# [The problem]
Could you copy, word for word, only the lines from the one containing "What data populates" through the last line of the records below, both included?

(Dataset items)
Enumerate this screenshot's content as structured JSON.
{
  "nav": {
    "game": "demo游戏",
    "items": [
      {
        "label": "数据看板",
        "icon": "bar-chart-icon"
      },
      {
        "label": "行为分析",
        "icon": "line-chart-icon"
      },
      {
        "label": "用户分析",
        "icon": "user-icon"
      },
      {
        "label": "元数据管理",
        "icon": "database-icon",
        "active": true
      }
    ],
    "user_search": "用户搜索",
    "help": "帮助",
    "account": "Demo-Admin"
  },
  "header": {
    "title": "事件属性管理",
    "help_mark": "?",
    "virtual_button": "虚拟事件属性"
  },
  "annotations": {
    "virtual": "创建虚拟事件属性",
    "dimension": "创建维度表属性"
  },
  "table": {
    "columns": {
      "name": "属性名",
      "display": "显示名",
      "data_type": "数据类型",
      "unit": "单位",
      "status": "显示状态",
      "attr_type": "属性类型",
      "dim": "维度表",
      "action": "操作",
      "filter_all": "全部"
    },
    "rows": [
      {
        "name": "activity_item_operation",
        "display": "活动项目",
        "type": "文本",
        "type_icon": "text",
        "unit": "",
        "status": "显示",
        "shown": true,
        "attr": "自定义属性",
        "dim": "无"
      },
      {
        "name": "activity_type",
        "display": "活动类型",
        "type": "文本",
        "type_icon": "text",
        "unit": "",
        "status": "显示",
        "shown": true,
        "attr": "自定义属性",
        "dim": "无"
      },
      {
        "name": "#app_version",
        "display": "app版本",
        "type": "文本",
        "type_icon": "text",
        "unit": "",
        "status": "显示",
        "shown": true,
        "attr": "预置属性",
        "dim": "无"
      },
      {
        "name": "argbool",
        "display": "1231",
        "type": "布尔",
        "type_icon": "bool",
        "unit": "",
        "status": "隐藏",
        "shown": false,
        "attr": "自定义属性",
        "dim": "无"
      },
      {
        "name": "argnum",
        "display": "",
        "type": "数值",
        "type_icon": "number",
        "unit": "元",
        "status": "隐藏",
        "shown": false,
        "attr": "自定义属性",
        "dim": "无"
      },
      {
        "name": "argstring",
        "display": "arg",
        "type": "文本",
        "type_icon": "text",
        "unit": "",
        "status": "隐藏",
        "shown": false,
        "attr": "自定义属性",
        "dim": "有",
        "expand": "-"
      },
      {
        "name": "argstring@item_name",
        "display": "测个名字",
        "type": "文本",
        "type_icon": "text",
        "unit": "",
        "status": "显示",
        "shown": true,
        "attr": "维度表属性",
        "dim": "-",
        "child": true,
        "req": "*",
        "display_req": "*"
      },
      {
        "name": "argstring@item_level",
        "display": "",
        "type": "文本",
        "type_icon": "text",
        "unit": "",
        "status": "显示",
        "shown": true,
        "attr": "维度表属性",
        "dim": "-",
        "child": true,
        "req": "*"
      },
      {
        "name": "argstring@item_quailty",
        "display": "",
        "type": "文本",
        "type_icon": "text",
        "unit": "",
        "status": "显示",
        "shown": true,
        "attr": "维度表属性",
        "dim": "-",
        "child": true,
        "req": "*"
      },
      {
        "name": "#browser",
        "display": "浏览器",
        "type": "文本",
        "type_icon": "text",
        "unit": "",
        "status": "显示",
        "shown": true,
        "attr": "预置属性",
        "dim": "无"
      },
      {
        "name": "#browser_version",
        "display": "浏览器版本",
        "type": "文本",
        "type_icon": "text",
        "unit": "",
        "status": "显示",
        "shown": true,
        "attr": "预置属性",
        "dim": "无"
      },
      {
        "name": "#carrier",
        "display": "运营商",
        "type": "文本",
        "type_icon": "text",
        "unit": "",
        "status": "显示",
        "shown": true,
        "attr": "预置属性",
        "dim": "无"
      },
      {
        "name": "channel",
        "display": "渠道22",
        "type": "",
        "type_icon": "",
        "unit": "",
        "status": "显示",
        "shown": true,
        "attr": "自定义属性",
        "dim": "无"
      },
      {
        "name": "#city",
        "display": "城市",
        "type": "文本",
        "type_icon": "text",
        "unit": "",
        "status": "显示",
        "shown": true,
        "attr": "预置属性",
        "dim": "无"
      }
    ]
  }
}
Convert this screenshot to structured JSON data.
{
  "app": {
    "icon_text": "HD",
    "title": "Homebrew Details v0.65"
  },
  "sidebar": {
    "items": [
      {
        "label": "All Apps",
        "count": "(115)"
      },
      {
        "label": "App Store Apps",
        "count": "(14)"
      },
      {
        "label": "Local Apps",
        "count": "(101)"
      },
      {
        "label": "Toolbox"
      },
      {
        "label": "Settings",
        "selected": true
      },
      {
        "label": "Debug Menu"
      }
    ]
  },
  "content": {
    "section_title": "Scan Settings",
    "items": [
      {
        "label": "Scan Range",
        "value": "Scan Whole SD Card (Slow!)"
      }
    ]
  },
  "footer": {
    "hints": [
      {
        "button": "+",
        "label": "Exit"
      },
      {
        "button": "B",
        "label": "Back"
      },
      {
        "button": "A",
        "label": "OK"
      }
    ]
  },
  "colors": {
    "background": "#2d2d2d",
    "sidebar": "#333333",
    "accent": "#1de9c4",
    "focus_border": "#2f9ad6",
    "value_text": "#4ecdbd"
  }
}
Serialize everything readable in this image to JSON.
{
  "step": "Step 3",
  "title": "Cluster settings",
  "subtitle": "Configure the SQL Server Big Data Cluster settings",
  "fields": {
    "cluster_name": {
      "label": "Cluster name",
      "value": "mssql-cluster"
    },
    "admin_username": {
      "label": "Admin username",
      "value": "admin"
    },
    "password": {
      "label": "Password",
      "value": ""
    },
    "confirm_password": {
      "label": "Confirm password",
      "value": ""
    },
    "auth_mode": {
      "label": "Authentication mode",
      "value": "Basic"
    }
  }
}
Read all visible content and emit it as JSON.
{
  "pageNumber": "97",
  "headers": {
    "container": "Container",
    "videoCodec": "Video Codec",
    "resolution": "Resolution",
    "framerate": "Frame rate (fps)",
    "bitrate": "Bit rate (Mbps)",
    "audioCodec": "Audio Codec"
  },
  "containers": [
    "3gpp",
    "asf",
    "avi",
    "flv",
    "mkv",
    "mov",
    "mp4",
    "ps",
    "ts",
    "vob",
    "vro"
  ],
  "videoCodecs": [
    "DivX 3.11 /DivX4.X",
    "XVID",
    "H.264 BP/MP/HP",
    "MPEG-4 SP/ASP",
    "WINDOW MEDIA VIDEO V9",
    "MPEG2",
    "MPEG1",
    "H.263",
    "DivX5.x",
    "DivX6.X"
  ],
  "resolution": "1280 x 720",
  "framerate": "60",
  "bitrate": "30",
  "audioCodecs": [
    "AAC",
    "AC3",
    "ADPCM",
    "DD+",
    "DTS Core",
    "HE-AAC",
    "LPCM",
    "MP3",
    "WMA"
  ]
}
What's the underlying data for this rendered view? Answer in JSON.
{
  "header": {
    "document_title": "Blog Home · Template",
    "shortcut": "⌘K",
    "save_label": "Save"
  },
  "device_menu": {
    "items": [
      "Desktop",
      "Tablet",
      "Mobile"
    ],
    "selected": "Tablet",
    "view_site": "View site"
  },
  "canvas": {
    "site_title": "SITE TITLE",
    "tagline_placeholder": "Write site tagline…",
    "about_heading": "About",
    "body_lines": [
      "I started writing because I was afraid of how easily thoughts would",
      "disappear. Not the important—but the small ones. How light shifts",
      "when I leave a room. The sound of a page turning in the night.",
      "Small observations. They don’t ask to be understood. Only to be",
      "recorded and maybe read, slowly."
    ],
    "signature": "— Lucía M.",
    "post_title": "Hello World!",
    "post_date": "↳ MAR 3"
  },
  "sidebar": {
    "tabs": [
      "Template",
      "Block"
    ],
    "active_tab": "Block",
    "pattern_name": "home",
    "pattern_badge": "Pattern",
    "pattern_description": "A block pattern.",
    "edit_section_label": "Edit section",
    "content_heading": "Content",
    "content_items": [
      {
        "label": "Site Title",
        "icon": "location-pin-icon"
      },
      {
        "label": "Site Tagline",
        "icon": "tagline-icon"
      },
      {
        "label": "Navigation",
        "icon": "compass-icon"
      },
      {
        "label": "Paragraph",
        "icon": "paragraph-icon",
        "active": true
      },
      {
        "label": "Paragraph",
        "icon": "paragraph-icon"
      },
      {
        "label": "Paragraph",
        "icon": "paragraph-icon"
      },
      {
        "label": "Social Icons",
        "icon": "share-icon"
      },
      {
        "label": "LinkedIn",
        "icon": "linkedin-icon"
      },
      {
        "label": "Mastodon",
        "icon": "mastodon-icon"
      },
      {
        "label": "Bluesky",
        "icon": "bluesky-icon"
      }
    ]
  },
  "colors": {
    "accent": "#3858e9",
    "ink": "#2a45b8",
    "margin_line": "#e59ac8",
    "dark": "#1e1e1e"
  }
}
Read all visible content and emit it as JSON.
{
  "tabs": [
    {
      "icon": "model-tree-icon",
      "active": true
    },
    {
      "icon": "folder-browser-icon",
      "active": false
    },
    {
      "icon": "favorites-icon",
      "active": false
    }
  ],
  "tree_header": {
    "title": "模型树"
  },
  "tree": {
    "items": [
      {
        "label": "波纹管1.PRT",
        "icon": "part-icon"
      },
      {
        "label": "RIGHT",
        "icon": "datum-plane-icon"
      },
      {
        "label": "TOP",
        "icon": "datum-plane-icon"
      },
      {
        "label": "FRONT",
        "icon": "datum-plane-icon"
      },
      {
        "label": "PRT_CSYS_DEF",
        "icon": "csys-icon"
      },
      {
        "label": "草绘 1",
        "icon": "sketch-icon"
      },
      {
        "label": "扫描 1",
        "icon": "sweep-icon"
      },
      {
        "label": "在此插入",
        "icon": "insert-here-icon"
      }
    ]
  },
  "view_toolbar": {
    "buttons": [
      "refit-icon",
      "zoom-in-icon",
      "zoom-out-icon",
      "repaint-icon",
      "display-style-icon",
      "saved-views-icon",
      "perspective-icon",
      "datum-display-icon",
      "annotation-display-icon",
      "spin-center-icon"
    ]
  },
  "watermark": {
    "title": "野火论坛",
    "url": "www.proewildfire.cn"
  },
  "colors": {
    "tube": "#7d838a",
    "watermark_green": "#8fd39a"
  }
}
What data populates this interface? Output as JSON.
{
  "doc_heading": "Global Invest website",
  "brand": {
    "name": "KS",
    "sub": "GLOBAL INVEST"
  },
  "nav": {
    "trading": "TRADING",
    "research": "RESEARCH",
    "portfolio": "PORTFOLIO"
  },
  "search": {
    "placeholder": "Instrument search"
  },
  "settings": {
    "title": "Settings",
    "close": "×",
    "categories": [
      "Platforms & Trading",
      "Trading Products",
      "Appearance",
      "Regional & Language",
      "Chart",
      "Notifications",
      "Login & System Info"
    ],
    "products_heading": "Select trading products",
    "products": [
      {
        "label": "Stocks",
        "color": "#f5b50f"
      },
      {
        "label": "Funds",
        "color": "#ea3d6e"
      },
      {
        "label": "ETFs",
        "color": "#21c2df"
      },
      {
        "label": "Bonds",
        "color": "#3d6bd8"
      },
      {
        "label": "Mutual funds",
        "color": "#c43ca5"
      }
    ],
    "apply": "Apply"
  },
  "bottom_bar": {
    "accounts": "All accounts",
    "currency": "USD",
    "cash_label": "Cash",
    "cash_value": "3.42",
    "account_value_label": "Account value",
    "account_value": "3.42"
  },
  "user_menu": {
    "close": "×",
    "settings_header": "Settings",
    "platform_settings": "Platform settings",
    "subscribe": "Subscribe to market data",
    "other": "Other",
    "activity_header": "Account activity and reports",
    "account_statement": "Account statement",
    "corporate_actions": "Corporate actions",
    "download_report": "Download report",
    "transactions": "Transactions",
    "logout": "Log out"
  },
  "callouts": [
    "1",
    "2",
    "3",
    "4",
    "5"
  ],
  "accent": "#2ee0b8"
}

# [Response to this exercise]
What data populates this interface? Output as JSON.
{
  "doc_heading": "Global Invest website",
  "brand": {
    "name": "KS",
    "sub": "GLOBAL INVEST"
  },
  "nav": {
    "trading": "TRADING",
    "research": "RESEARCH",
    "portfolio": "PORTFOLIO"
  },
  "search": {
    "placeholder": "Instrument search"
  },
  "settings": {
    "title": "Settings",
    "close": "×",
    "categories": [
      "Platforms & Trading",
      "Trading Products",
      "Appearance",
      "Regional & Language",
      "Chart",
      "Notifications",
      "Login & System Info"
    ],
    "products_heading": "Select trading products",
    "products": [
      {
        "label": "Stocks",
        "color": "#f5b50f"
      },
      {
        "label": "Funds",
        "color": "#ea3d6e"
      },
      {
        "label": "ETFs",
        "color": "#21c2df"
      },
      {
        "label": "Bonds",
        "color": "#3d6bd8"
      },
      {
        "label": "Mutual funds",
        "color": "#c43ca5"
      }
    ],
    "apply": "Apply"
  },
  "bottom_bar": {
    "accounts": "All accounts",
    "currency": "USD",
    "cash_label": "Cash",
    "cash_value": "3.42",
    "account_value_label": "Account value",
    "account_value": "3.42"
  },
  "user_menu": {
    "close": "×",
    "settings_header": "Settings",
    "platform_settings": "Platform settings",
    "subscribe": "Subscribe to market data",
    "other": "Other",
    "activity_header": "Account activity and reports",
    "account_statement": "Account statement",
    "corporate_actions": "Corporate actions",
    "download_report": "Download report",
    "transactions": "Transactions",
    "logout": "Log out"
  },
  "callouts": [
    "1",
    "2",
    "3",
    "4",
    "5"
  ],
  "accent": "#2ee0b8"
}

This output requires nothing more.